• **Supplied material**:

|---|

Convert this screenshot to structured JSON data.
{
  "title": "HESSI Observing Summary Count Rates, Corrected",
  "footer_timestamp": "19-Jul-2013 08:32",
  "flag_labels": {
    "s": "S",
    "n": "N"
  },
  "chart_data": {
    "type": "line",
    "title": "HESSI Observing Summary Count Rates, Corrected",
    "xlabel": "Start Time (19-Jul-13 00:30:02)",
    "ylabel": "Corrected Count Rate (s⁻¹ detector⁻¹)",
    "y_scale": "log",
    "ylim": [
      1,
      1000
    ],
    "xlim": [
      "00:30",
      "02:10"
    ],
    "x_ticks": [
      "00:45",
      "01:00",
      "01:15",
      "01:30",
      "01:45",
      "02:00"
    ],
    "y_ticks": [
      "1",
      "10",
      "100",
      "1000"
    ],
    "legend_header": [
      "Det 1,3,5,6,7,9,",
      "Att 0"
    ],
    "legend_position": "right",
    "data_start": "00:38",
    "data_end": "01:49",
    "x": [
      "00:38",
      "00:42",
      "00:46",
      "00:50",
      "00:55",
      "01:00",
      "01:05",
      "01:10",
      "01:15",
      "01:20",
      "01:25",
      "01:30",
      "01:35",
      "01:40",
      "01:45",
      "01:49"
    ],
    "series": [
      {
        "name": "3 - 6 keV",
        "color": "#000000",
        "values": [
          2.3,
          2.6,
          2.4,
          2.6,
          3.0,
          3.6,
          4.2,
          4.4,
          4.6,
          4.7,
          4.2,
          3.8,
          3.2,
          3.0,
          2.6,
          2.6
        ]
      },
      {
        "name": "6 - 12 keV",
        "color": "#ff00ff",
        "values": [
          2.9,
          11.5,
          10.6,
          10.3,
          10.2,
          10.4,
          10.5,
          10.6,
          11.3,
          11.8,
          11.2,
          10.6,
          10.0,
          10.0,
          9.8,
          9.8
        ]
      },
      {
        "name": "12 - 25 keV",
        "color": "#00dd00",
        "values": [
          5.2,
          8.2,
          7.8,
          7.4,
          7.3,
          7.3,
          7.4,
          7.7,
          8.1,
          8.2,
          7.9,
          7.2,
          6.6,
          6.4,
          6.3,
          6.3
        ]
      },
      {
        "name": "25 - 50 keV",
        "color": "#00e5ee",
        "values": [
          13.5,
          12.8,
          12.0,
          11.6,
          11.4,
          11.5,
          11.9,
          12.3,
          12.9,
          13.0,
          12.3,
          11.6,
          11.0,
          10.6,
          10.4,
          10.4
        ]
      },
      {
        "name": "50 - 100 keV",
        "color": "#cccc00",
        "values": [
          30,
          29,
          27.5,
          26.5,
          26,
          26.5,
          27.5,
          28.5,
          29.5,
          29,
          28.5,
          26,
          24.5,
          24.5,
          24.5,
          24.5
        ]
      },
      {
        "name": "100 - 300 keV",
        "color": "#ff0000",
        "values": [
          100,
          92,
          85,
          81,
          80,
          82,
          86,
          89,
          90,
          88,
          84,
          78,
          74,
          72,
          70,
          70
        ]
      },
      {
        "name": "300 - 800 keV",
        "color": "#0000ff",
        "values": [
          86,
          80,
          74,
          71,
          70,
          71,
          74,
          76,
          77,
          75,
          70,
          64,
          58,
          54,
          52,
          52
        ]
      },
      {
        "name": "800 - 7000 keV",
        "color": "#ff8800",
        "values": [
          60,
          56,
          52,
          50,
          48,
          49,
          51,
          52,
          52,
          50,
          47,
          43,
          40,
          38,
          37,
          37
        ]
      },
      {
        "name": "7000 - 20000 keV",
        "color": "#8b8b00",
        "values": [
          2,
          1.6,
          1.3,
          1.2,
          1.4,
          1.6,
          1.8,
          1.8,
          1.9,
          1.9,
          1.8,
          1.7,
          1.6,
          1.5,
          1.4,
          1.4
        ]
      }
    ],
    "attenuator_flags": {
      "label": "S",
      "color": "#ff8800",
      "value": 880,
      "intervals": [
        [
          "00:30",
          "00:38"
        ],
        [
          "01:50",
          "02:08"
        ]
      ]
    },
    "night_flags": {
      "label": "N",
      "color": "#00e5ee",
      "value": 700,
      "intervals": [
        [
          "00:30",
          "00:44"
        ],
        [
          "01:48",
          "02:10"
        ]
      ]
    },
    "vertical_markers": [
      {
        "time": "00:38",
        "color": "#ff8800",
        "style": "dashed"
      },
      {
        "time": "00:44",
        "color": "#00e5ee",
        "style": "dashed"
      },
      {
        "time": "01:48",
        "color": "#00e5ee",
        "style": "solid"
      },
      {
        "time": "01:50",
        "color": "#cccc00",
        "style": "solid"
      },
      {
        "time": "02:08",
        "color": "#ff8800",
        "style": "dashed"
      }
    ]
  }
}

|---|

• **Request**: Look over the material above and show each line where "Summary" appears.

• **Result below**:
  "title": "HESSI Observing Summary Count Rates, Corrected",
    "title": "HESSI Observing Summary Count Rates, Corrected",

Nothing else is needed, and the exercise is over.